DIRECTION
Reproduce each line of the listing exactly.

Dataset records:
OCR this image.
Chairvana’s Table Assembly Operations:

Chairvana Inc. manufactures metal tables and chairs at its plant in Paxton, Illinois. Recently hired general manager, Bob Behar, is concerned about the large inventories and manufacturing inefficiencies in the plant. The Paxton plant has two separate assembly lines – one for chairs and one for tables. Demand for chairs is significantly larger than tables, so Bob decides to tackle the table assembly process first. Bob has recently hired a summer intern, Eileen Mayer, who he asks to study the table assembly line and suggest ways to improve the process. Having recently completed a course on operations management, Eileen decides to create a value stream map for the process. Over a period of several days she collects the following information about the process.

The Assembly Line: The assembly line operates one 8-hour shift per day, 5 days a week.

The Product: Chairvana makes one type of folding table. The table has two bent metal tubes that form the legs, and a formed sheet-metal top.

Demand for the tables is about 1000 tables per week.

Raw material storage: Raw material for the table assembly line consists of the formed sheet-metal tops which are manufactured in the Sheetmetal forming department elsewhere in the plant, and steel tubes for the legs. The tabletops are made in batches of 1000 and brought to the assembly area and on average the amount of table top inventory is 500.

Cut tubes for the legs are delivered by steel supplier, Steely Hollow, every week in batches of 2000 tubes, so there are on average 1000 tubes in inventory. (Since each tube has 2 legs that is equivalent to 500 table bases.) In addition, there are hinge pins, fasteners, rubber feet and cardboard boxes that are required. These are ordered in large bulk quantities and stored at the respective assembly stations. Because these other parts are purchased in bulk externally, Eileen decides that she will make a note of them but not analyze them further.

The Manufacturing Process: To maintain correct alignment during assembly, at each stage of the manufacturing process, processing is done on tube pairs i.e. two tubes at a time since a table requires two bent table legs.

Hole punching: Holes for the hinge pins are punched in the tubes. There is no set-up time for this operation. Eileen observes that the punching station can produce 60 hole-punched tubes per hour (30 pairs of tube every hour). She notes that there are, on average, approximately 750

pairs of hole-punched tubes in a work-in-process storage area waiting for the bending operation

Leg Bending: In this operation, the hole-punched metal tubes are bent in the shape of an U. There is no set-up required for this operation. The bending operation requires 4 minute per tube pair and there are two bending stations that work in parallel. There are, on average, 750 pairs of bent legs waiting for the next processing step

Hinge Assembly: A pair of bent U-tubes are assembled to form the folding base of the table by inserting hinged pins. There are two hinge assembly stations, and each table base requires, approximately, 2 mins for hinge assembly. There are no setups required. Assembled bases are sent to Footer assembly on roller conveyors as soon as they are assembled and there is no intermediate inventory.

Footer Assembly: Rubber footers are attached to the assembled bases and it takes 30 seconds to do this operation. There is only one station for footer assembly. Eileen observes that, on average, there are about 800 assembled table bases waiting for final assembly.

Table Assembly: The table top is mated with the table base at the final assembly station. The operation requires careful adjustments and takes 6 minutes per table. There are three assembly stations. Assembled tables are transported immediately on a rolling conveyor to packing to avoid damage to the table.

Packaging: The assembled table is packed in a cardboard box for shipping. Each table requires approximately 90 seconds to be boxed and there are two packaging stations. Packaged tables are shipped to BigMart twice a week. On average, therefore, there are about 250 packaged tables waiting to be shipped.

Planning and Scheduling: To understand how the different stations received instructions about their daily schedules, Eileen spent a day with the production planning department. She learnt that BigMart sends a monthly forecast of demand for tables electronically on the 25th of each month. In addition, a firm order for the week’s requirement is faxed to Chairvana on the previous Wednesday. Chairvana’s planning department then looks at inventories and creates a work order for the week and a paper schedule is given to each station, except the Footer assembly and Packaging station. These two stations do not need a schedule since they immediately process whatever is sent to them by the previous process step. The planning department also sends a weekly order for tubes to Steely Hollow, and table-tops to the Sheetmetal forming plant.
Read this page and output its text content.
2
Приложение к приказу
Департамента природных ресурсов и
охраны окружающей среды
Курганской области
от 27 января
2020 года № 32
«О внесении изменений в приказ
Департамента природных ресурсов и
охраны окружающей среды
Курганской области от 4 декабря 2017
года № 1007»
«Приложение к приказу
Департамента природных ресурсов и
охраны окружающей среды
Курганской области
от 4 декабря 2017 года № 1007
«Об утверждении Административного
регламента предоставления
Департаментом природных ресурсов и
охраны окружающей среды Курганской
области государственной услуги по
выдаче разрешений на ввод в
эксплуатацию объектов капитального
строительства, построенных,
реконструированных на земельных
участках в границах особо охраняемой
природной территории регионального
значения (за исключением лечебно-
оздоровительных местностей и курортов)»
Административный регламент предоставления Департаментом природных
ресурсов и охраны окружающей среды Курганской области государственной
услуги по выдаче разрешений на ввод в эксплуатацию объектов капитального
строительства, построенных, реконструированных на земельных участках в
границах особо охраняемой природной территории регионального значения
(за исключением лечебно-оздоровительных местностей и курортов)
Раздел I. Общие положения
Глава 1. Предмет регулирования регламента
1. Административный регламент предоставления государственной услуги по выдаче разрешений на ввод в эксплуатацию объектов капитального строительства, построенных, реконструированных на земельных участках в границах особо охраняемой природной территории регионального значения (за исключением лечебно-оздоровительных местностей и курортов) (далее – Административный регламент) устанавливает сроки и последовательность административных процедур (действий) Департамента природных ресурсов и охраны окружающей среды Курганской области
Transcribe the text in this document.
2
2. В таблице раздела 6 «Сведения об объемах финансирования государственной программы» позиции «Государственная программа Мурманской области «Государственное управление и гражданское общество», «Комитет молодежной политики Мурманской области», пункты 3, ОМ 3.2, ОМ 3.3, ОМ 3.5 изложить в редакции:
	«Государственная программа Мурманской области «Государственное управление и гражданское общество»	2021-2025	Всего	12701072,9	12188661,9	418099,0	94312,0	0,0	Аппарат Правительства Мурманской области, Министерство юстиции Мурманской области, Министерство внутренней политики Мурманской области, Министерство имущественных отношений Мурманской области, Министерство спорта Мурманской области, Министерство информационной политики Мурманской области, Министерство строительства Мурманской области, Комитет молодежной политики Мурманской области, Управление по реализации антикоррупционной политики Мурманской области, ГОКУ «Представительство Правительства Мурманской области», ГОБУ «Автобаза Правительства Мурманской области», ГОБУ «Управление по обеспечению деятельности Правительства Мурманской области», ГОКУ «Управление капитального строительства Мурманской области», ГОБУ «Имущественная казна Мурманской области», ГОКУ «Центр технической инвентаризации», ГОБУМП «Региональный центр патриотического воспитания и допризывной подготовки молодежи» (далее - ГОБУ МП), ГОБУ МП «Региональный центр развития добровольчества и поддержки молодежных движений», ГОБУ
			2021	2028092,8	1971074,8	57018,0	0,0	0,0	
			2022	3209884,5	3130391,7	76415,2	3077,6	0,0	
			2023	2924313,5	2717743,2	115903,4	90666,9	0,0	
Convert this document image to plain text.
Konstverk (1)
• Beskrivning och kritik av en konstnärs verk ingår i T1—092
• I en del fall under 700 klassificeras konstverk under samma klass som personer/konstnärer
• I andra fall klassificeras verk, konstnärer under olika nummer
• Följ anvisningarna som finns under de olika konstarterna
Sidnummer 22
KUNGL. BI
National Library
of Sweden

FINISHED ANSWER
OCR this image.
Chairvana’s Table Assembly Operations:

Chairvana Inc. manufactures metal tables and chairs at its plant in Paxton, Illinois. Recently hired general manager, Bob Behar, is concerned about the large inventories and manufacturing inefficiencies in the plant. The Paxton plant has two separate assembly lines – one for chairs and one for tables. Demand for chairs is significantly larger than tables, so Bob decides to tackle the table assembly process first. Bob has recently hired a summer intern, Eileen Mayer, who he asks to study the table assembly line and suggest ways to improve the process. Having recently completed a course on operations management, Eileen decides to create a value stream map for the process. Over a period of several days she collects the following information about the process.

The Assembly Line: The assembly line operates one 8-hour shift per day, 5 days a week.

The Product: Chairvana makes one type of folding table. The table has two bent metal tubes that form the legs, and a formed sheet-metal top.

Demand for the tables is about 1000 tables per week.

Raw material storage: Raw material for the table assembly line consists of the formed sheet-metal tops which are manufactured in the Sheetmetal forming department elsewhere in the plant, and steel tubes for the legs. The tabletops are made in batches of 1000 and brought to the assembly area and on average the amount of table top inventory is 500.

Cut tubes for the legs are delivered by steel supplier, Steely Hollow, every week in batches of 2000 tubes, so there are on average 1000 tubes in inventory. (Since each tube has 2 legs that is equivalent to 500 table bases.) In addition, there are hinge pins, fasteners, rubber feet and cardboard boxes that are required. These are ordered in large bulk quantities and stored at the respective assembly stations. Because these other parts are purchased in bulk externally, Eileen decides that she will make a note of them but not analyze them further.

The Manufacturing Process: To maintain correct alignment during assembly, at each stage of the manufacturing process, processing is done on tube pairs i.e. two tubes at a time since a table requires two bent table legs.

Hole punching: Holes for the hinge pins are punched in the tubes. There is no set-up time for this operation. Eileen observes that the punching station can produce 60 hole-punched tubes per hour (30 pairs of tube every hour). She notes that there are, on average, approximately 750

pairs of hole-punched tubes in a work-in-process storage area waiting for the bending operation

Leg Bending: In this operation, the hole-punched metal tubes are bent in the shape of an U. There is no set-up required for this operation. The bending operation requires 4 minute per tube pair and there are two bending stations that work in parallel. There are, on average, 750 pairs of bent legs waiting for the next processing step

Hinge Assembly: A pair of bent U-tubes are assembled to form the folding base of the table by inserting hinged pins. There are two hinge assembly stations, and each table base requires, approximately, 2 mins for hinge assembly. There are no setups required. Assembled bases are sent to Footer assembly on roller conveyors as soon as they are assembled and there is no intermediate inventory.

Footer Assembly: Rubber footers are attached to the assembled bases and it takes 30 seconds to do this operation. There is only one station for footer assembly. Eileen observes that, on average, there are about 800 assembled table bases waiting for final assembly.

Table Assembly: The table top is mated with the table base at the final assembly station. The operation requires careful adjustments and takes 6 minutes per table. There are three assembly stations. Assembled tables are transported immediately on a rolling conveyor to packing to avoid damage to the table.

Packaging: The assembled table is packed in a cardboard box for shipping. Each table requires approximately 90 seconds to be boxed and there are two packaging stations. Packaged tables are shipped to BigMart twice a week. On average, therefore, there are about 250 packaged tables waiting to be shipped.

Planning and Scheduling: To understand how the different stations received instructions about their daily schedules, Eileen spent a day with the production planning department. She learnt that BigMart sends a monthly forecast of demand for tables electronically on the 25th of each month. In addition, a firm order for the week’s requirement is faxed to Chairvana on the previous Wednesday. Chairvana’s planning department then looks at inventories and creates a work order for the week and a paper schedule is given to each station, except the Footer assembly and Packaging station. These two stations do not need a schedule since they immediately process whatever is sent to them by the previous process step. The planning department also sends a weekly order for tubes to Steely Hollow, and table-tops to the Sheetmetal forming plant.
Read this page and output its text content.
2
Приложение к приказу
Департамента природных ресурсов и
охраны окружающей среды
Курганской области
от 27 января
2020 года № 32
«О внесении изменений в приказ
Департамента природных ресурсов и
охраны окружающей среды
Курганской области от 4 декабря 2017
года № 1007»
«Приложение к приказу
Департамента природных ресурсов и
охраны окружающей среды
Курганской области
от 4 декабря 2017 года № 1007
«Об утверждении Административного
регламента предоставления
Департаментом природных ресурсов и
охраны окружающей среды Курганской
области государственной услуги по
выдаче разрешений на ввод в
эксплуатацию объектов капитального
строительства, построенных,
реконструированных на земельных
участках в границах особо охраняемой
природной территории регионального
значения (за исключением лечебно-
оздоровительных местностей и курортов)»
Административный регламент предоставления Департаментом природных
ресурсов и охраны окружающей среды Курганской области государственной
услуги по выдаче разрешений на ввод в эксплуатацию объектов капитального
строительства, построенных, реконструированных на земельных участках в
границах особо охраняемой природной территории регионального значения
(за исключением лечебно-оздоровительных местностей и курортов)
Раздел I. Общие положения
Глава 1. Предмет регулирования регламента
1. Административный регламент предоставления государственной услуги по выдаче разрешений на ввод в эксплуатацию объектов капитального строительства, построенных, реконструированных на земельных участках в границах особо охраняемой природной территории регионального значения (за исключением лечебно-оздоровительных местностей и курортов) (далее – Административный регламент) устанавливает сроки и последовательность административных процедур (действий) Департамента природных ресурсов и охраны окружающей среды Курганской области
Transcribe the text in this document.
2
2. В таблице раздела 6 «Сведения об объемах финансирования государственной программы» позиции «Государственная программа Мурманской области «Государственное управление и гражданское общество», «Комитет молодежной политики Мурманской области», пункты 3, ОМ 3.2, ОМ 3.3, ОМ 3.5 изложить в редакции:
	«Государственная программа Мурманской области «Государственное управление и гражданское общество»	2021-2025	Всего	12701072,9	12188661,9	418099,0	94312,0	0,0	Аппарат Правительства Мурманской области, Министерство юстиции Мурманской области, Министерство внутренней политики Мурманской области, Министерство имущественных отношений Мурманской области, Министерство спорта Мурманской области, Министерство информационной политики Мурманской области, Министерство строительства Мурманской области, Комитет молодежной политики Мурманской области, Управление по реализации антикоррупционной политики Мурманской области, ГОКУ «Представительство Правительства Мурманской области», ГОБУ «Автобаза Правительства Мурманской области», ГОБУ «Управление по обеспечению деятельности Правительства Мурманской области», ГОКУ «Управление капитального строительства Мурманской области», ГОБУ «Имущественная казна Мурманской области», ГОКУ «Центр технической инвентаризации», ГОБУМП «Региональный центр патриотического воспитания и допризывной подготовки молодежи» (далее - ГОБУ МП), ГОБУ МП «Региональный центр развития добровольчества и поддержки молодежных движений», ГОБУ
			2021	2028092,8	1971074,8	57018,0	0,0	0,0	
			2022	3209884,5	3130391,7	76415,2	3077,6	0,0	
			2023	2924313,5	2717743,2	115903,4	90666,9	0,0	
Convert this document image to plain text.
Konstverk (1)
• Beskrivning och kritik av en konstnärs verk ingår i T1—092
• I en del fall under 700 klassificeras konstverk under samma klass som personer/konstnärer
• I andra fall klassificeras verk, konstnärer under olika nummer
• Följ anvisningarna som finns under de olika konstarterna
Sidnummer 22
KUNGL. BI
National Library
of Sweden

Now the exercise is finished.